- EXERCISE REQUIREMENTS
Copy each line in which the string "争创市样板工程" occurs.

════

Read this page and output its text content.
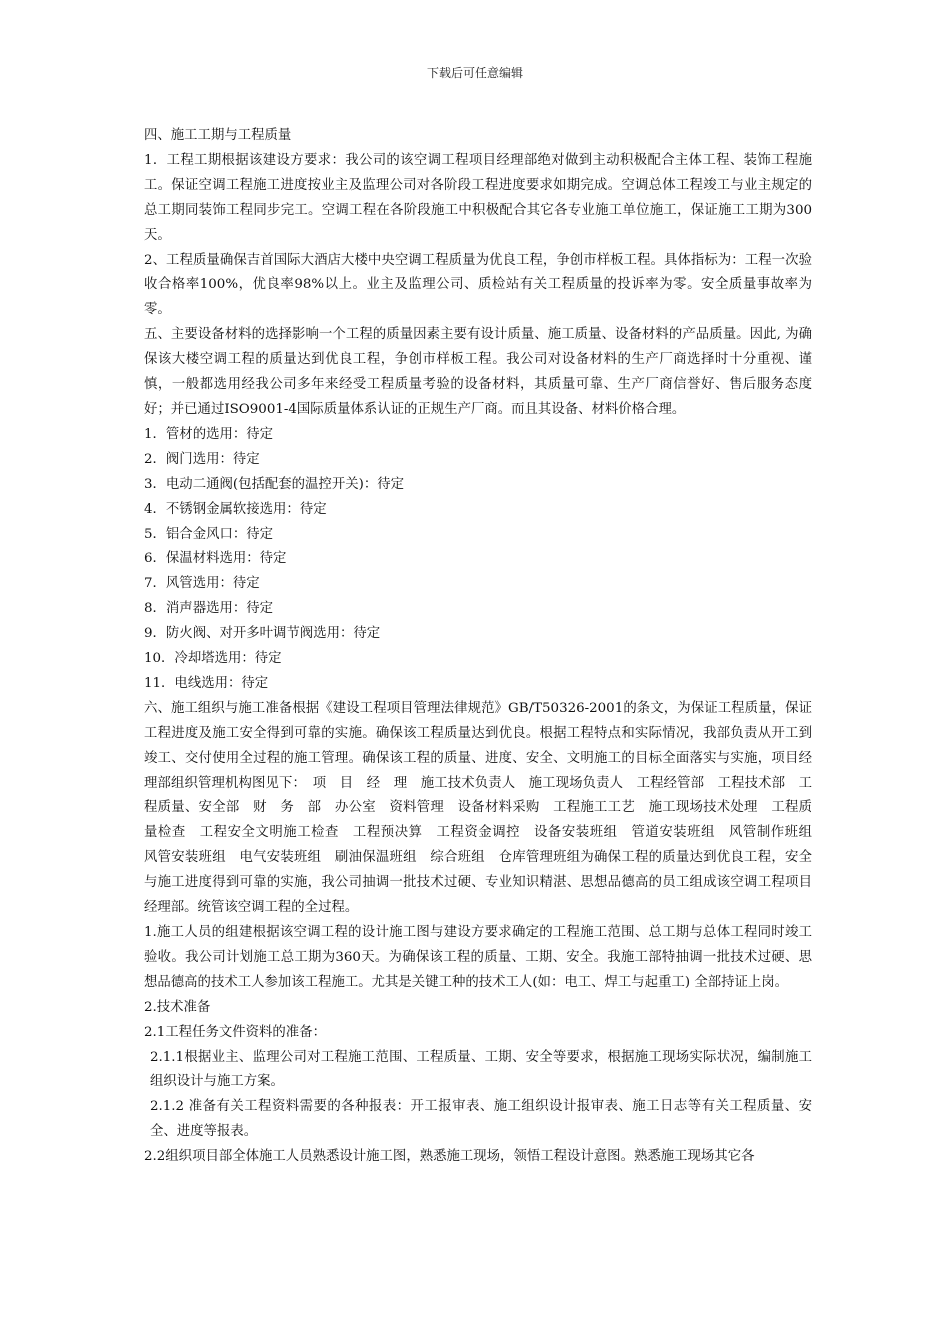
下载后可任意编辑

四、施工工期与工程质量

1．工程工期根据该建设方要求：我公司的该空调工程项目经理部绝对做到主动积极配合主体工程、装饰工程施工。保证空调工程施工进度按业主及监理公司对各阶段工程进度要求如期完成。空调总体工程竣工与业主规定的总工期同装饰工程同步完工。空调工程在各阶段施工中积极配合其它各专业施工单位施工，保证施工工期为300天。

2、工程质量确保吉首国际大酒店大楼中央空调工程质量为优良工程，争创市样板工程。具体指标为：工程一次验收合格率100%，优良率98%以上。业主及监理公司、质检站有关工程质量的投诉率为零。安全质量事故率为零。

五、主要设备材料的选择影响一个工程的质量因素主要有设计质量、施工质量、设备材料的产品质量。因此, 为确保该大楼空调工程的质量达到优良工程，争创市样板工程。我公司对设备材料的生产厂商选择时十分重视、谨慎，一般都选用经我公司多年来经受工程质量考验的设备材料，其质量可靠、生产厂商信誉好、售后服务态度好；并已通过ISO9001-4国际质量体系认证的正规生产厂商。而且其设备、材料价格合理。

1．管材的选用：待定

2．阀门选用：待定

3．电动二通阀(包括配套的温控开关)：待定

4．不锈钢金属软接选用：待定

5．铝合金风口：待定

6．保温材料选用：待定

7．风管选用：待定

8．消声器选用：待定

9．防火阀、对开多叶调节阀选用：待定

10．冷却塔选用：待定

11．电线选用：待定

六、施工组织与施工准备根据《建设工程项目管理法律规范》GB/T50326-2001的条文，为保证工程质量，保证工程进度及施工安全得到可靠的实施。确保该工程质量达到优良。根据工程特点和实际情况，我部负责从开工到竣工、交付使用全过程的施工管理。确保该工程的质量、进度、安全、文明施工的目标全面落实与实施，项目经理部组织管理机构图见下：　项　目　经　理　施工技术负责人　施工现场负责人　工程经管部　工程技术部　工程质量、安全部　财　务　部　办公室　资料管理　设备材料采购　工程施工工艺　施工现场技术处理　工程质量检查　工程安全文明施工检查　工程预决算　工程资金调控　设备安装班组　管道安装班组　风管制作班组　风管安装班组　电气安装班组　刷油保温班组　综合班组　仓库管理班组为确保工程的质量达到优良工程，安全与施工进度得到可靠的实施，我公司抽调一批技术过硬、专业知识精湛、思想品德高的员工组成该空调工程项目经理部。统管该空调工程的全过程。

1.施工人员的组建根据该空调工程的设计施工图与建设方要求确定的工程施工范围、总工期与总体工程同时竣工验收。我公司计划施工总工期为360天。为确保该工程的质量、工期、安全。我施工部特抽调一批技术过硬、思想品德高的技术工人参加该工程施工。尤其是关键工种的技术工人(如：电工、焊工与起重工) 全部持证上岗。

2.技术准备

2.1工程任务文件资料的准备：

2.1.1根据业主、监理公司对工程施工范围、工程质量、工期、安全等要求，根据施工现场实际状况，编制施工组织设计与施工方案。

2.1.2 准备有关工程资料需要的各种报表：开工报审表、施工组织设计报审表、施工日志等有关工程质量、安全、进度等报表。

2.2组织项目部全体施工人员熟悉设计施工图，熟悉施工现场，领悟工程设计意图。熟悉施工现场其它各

════

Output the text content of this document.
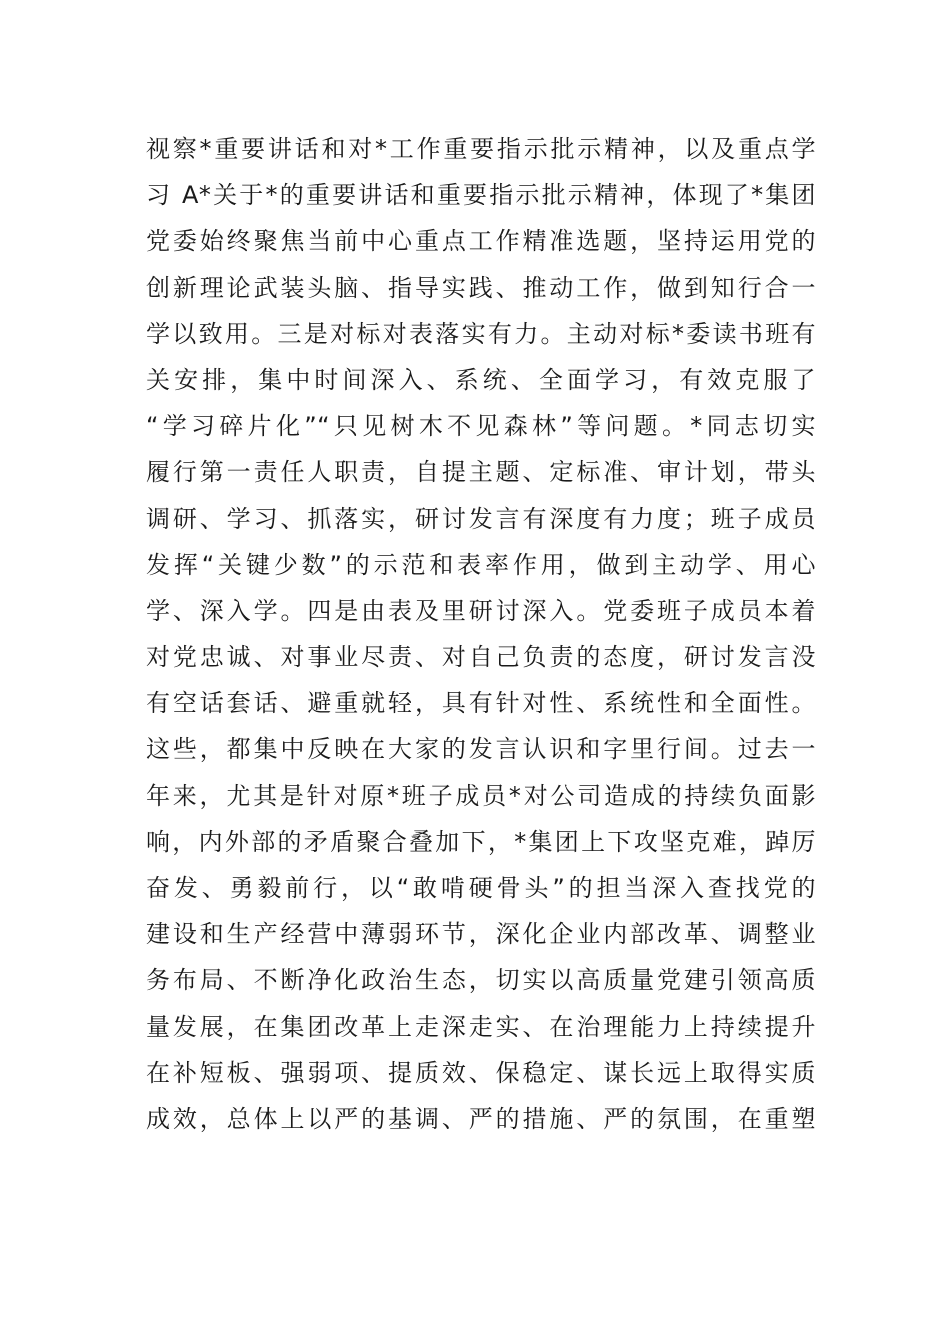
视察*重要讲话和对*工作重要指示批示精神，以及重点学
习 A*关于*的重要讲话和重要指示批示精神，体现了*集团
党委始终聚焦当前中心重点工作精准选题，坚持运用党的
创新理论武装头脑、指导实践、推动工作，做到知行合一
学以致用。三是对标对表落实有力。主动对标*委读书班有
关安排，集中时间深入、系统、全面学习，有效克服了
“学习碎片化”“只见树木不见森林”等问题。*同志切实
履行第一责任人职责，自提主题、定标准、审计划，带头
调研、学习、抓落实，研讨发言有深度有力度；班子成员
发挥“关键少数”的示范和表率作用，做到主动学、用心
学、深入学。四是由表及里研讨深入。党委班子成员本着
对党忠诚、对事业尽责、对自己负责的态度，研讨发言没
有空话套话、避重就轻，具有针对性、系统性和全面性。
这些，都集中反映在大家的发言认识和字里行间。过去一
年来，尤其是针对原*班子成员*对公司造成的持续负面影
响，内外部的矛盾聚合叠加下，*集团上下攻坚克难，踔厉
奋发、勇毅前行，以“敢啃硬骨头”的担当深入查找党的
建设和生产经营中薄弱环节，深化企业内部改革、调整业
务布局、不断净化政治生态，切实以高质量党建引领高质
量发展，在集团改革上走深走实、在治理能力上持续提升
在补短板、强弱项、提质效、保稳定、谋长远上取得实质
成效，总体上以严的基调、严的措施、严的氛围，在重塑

════

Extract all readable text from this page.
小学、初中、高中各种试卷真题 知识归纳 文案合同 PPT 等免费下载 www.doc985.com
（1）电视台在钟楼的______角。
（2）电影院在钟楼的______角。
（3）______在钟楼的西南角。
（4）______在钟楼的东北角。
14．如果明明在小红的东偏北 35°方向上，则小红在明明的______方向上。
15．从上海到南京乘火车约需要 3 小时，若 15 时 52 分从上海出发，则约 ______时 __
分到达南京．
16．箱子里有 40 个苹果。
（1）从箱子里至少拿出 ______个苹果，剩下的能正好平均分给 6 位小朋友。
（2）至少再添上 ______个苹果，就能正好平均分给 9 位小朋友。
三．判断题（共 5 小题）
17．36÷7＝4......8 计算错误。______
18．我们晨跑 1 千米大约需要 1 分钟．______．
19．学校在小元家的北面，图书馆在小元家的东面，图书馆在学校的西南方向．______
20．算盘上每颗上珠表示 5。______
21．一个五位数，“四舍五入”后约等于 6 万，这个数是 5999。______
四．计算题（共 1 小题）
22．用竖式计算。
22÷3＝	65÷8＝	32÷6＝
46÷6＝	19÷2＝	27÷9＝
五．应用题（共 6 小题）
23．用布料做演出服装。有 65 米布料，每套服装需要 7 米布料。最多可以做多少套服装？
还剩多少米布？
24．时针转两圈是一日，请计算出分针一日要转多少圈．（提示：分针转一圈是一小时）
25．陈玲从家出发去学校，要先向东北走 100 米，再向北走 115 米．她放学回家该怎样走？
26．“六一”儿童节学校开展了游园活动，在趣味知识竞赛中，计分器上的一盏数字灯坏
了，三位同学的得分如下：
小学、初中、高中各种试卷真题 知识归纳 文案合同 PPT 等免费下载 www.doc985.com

════

- EXERCISE ANSWER
2、工程质量确保吉首国际大酒店大楼中央空调工程质量为优良工程，争创市样板工程。具体指标为：工程一次验收合格率100%，优良率98%以上。业主及监理公司、质检站有关工程质量的投诉率为零。安全质量事故率为零。
五、主要设备材料的选择影响一个工程的质量因素主要有设计质量、施工质量、设备材料的产品质量。因此, 为确保该大楼空调工程的质量达到优良工程，争创市样板工程。我公司对设备材料的生产厂商选择时十分重视、谨慎，一般都选用经我公司多年来经受工程质量考验的设备材料，其质量可靠、生产厂商信誉好、售后服务态度好；并已通过ISO9001-4国际质量体系认证的正规生产厂商。而且其设备、材料价格合理。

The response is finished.